- _Prompt_
Pull each line holding the word "screenshot" from the data.

- _Input for this task_
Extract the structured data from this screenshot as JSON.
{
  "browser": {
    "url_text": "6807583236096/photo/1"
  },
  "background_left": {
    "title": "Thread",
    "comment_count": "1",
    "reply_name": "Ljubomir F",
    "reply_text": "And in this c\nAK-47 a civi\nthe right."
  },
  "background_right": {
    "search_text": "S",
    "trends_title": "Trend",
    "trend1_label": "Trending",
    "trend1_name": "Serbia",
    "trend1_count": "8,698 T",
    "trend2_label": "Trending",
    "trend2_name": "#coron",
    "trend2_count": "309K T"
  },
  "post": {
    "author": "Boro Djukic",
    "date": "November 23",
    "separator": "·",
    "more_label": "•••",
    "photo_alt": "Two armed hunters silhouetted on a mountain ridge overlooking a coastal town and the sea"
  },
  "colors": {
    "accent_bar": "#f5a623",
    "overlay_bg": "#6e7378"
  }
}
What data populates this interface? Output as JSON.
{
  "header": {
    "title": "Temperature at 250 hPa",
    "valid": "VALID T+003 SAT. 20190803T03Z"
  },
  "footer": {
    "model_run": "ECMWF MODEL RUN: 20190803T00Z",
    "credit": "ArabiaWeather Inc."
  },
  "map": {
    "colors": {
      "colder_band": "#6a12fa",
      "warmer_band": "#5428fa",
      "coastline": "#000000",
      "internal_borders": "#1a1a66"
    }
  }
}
* * *
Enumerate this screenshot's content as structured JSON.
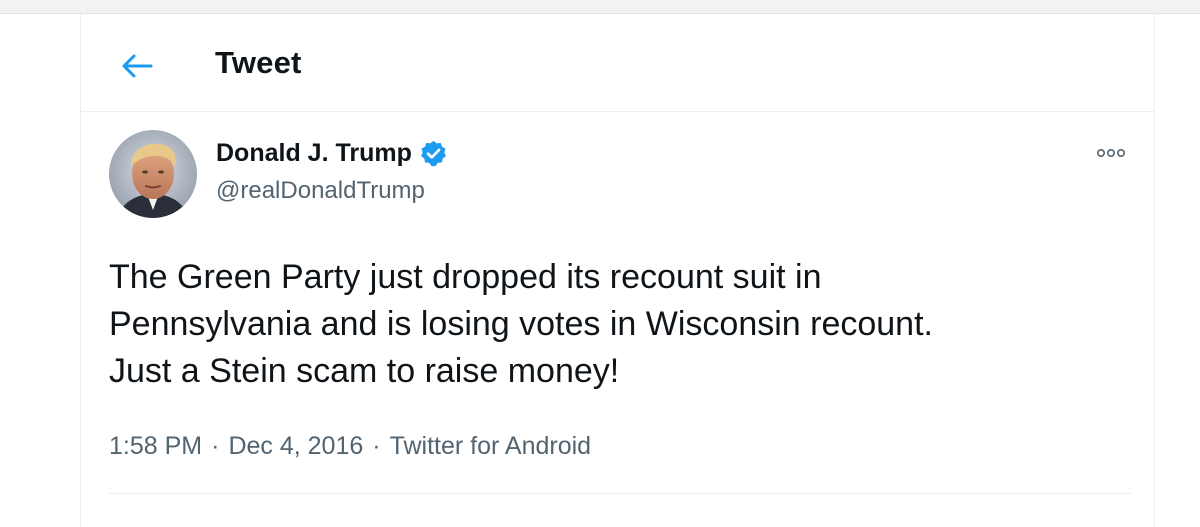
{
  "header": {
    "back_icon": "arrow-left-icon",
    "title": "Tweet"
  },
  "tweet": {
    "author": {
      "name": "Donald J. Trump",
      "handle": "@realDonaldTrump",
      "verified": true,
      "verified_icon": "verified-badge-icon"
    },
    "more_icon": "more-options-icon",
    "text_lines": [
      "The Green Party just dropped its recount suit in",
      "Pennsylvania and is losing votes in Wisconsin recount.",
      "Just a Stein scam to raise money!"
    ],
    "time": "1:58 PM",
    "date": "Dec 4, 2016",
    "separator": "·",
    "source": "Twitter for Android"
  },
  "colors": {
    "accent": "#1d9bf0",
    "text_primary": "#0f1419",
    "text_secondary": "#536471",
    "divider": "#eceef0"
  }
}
...
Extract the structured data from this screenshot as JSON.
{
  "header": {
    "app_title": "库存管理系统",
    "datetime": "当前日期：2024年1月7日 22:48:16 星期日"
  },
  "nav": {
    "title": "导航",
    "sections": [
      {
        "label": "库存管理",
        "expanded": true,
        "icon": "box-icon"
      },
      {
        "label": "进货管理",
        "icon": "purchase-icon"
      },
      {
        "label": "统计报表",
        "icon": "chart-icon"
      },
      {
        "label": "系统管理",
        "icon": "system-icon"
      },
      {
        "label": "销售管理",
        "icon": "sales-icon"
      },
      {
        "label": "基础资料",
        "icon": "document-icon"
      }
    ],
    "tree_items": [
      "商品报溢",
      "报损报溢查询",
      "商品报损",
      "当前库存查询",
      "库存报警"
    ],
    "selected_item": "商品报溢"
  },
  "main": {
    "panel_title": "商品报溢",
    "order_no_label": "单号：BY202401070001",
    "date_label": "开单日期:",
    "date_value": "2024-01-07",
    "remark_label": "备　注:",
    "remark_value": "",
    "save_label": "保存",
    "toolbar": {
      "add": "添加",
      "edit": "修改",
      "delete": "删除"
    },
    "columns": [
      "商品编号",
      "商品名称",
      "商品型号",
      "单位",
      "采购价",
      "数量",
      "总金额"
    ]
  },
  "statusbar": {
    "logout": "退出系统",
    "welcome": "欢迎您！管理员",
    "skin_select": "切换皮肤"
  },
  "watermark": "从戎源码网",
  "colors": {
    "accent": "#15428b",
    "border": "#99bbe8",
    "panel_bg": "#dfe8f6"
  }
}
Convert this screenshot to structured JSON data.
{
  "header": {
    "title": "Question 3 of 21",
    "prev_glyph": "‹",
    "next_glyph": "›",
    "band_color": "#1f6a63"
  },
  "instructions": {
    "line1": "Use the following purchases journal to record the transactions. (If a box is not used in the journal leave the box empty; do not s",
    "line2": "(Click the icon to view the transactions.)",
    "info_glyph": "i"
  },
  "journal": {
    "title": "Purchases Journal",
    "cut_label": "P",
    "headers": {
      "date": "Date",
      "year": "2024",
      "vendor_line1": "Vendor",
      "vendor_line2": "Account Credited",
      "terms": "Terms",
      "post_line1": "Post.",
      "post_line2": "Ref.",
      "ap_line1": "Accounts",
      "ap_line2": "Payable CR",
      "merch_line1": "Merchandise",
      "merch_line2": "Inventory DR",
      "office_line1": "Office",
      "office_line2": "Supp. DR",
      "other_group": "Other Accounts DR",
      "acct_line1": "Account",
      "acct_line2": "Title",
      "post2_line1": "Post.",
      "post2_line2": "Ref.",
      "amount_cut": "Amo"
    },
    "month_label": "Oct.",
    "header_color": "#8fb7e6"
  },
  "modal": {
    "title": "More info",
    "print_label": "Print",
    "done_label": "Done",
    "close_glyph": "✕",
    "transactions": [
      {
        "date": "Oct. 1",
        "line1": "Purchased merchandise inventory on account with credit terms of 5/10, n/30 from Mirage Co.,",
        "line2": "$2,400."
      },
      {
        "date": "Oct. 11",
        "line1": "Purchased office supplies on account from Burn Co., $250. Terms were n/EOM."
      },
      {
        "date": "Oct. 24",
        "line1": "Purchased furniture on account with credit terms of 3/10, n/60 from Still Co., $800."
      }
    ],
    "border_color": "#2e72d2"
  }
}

- _Finished exercise_
Extract the structured data from this screenshot as JSON.
Enumerate this screenshot's content as structured JSON.
Extract the structured data from this screenshot as JSON.
Convert this screenshot to structured JSON data.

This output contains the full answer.